> [Instructions to follow]: Please say how many lines in the records below contain the word "table", giving the number alone.

### Record excerpts

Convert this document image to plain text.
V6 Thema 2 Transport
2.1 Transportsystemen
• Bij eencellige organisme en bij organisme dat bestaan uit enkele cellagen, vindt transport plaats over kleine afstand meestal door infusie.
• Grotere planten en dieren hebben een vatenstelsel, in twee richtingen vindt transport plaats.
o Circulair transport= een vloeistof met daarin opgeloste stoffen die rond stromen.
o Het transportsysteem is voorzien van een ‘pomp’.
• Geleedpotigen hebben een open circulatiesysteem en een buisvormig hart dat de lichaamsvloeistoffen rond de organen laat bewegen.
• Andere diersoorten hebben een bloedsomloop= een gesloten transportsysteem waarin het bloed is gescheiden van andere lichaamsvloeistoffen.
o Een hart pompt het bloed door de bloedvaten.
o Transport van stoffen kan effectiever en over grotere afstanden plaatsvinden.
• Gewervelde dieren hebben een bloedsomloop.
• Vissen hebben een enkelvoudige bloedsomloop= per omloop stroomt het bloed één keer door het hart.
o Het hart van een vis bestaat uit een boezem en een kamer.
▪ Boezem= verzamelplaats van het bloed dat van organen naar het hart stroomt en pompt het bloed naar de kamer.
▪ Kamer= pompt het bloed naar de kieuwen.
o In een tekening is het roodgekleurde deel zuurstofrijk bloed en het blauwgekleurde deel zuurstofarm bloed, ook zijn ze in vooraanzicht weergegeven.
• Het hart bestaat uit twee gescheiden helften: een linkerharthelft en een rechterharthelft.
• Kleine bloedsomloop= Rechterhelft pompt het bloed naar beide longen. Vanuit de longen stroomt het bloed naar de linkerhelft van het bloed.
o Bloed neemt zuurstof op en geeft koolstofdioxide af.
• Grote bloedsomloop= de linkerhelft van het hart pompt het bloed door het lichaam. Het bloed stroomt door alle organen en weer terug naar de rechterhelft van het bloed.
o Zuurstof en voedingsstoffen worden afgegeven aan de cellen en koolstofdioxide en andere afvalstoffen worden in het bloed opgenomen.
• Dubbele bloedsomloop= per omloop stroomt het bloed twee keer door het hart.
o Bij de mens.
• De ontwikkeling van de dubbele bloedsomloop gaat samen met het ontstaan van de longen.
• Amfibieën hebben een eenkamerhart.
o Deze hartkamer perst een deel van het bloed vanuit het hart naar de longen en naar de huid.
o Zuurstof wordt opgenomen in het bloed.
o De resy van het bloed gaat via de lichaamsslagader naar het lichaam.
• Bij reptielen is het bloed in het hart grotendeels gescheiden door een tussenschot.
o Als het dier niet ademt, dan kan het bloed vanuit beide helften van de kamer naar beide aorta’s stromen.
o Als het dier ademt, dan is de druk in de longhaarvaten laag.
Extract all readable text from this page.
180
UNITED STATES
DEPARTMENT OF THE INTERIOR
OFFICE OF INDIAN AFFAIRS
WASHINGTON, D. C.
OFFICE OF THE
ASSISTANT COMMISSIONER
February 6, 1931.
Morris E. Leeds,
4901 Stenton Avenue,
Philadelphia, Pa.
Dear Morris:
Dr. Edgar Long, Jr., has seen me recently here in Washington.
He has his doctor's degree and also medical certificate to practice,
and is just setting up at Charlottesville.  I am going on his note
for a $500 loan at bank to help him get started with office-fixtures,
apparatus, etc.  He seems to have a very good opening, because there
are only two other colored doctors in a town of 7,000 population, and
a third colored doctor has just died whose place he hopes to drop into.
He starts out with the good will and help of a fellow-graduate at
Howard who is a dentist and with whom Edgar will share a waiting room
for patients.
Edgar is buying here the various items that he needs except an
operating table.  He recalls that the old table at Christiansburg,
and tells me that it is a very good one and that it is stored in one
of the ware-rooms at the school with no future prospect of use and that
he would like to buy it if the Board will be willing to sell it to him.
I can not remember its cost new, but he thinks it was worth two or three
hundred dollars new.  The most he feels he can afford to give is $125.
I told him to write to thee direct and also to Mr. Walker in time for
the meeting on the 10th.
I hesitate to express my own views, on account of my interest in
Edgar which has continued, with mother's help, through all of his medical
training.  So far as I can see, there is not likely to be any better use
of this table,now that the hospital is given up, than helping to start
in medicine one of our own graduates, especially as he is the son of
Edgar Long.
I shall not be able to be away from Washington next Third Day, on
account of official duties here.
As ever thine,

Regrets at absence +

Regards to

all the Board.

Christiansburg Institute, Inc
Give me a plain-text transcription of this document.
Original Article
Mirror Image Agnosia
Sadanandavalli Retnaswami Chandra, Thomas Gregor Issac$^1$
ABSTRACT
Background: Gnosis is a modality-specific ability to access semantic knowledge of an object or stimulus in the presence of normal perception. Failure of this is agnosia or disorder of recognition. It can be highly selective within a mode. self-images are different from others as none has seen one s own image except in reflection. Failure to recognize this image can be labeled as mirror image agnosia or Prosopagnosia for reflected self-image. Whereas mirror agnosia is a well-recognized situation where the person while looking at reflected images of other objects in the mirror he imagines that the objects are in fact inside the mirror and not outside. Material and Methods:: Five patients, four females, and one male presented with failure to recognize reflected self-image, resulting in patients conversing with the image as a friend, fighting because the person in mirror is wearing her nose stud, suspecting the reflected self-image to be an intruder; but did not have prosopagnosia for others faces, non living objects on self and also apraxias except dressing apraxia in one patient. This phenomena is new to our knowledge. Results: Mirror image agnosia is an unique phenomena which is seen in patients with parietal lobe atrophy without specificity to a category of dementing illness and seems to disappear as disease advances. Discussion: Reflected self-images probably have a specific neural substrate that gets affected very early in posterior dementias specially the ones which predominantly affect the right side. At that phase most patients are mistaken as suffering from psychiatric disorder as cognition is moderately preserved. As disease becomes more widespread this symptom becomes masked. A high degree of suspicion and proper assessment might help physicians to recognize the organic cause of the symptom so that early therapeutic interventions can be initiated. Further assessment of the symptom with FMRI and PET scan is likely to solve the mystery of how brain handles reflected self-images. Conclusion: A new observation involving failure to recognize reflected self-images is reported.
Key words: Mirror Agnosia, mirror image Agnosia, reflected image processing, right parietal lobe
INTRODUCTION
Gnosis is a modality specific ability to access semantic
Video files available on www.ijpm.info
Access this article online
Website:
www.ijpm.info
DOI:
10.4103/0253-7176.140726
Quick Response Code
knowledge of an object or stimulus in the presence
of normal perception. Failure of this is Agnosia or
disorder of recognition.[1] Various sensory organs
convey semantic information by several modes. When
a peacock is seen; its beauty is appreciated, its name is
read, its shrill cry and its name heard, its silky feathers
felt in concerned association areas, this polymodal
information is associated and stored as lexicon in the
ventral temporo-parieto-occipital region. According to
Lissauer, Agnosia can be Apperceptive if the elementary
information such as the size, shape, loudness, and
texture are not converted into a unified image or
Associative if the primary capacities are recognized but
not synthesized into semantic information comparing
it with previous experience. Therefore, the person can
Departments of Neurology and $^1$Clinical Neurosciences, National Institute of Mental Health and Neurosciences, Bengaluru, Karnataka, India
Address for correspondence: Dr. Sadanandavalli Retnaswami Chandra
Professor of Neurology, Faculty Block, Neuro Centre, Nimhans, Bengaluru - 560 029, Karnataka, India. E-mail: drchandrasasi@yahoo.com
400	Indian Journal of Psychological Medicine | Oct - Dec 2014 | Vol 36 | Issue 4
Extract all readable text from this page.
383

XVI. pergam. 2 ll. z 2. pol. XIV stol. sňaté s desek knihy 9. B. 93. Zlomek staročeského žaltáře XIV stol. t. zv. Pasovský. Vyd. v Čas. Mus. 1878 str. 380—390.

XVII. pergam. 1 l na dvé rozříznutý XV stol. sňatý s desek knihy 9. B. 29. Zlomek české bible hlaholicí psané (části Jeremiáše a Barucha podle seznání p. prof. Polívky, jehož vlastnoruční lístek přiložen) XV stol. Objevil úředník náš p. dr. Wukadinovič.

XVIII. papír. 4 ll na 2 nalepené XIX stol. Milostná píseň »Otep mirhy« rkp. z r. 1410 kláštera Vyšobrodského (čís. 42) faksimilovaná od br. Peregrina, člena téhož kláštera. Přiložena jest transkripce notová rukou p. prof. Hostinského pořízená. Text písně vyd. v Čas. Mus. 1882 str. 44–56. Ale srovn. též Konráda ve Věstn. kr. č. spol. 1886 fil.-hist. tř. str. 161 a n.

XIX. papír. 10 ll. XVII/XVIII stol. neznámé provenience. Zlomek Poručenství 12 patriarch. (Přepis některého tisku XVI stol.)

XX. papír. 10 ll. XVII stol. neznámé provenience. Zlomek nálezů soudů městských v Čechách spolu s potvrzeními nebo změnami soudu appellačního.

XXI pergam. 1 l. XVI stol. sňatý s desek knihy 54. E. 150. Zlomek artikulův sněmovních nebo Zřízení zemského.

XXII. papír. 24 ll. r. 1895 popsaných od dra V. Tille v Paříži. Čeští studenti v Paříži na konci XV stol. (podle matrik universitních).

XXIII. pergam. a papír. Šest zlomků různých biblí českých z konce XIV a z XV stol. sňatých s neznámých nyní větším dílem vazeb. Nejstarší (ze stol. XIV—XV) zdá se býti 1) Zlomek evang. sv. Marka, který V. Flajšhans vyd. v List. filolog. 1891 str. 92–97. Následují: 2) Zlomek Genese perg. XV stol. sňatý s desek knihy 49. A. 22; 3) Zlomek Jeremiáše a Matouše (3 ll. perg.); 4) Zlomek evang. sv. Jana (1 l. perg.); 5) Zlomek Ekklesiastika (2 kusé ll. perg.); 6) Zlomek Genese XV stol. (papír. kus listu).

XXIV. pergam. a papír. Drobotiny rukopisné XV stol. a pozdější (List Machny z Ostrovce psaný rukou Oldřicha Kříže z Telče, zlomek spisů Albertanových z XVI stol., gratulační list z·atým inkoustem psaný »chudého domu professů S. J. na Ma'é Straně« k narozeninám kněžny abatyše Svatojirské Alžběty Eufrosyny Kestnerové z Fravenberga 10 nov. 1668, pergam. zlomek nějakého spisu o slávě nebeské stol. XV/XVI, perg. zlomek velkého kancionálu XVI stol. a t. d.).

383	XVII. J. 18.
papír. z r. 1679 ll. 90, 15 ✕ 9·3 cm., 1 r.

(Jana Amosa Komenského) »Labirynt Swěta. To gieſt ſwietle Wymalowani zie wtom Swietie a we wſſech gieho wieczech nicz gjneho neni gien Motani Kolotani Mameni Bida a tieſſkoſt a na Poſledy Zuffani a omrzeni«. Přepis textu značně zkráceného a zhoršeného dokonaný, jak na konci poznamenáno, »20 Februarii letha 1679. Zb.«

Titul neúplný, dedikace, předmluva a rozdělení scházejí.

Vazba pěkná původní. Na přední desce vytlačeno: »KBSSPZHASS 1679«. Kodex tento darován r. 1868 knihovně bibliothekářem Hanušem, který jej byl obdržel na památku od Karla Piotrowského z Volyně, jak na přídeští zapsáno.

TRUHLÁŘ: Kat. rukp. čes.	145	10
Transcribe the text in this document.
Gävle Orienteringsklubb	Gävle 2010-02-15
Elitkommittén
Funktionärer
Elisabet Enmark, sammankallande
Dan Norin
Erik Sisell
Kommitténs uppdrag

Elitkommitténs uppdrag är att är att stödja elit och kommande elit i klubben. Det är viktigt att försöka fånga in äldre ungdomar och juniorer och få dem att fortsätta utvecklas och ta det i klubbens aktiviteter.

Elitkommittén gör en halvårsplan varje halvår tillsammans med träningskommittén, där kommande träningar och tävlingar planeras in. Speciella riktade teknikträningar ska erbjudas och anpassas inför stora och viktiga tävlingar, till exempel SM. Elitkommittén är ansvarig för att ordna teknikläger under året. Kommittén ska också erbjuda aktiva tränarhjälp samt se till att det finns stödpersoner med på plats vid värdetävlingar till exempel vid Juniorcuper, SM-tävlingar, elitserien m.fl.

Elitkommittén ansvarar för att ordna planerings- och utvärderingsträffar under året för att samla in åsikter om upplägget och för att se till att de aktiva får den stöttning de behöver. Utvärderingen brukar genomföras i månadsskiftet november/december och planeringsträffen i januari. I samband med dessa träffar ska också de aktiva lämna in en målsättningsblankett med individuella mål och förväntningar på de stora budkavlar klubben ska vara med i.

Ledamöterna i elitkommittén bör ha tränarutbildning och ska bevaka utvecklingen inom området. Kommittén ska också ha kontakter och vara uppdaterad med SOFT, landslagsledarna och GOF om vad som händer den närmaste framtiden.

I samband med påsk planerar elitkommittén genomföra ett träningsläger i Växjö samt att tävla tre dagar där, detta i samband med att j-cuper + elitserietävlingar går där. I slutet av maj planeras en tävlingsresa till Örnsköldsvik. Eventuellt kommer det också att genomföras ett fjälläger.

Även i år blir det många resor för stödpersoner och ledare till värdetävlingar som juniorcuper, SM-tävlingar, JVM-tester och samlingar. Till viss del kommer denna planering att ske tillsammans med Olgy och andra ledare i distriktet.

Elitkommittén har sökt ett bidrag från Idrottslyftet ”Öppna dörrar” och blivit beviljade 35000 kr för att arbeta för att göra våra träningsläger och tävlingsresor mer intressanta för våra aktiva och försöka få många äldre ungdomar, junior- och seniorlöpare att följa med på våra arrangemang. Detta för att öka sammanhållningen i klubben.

######

> [Your solution]: 2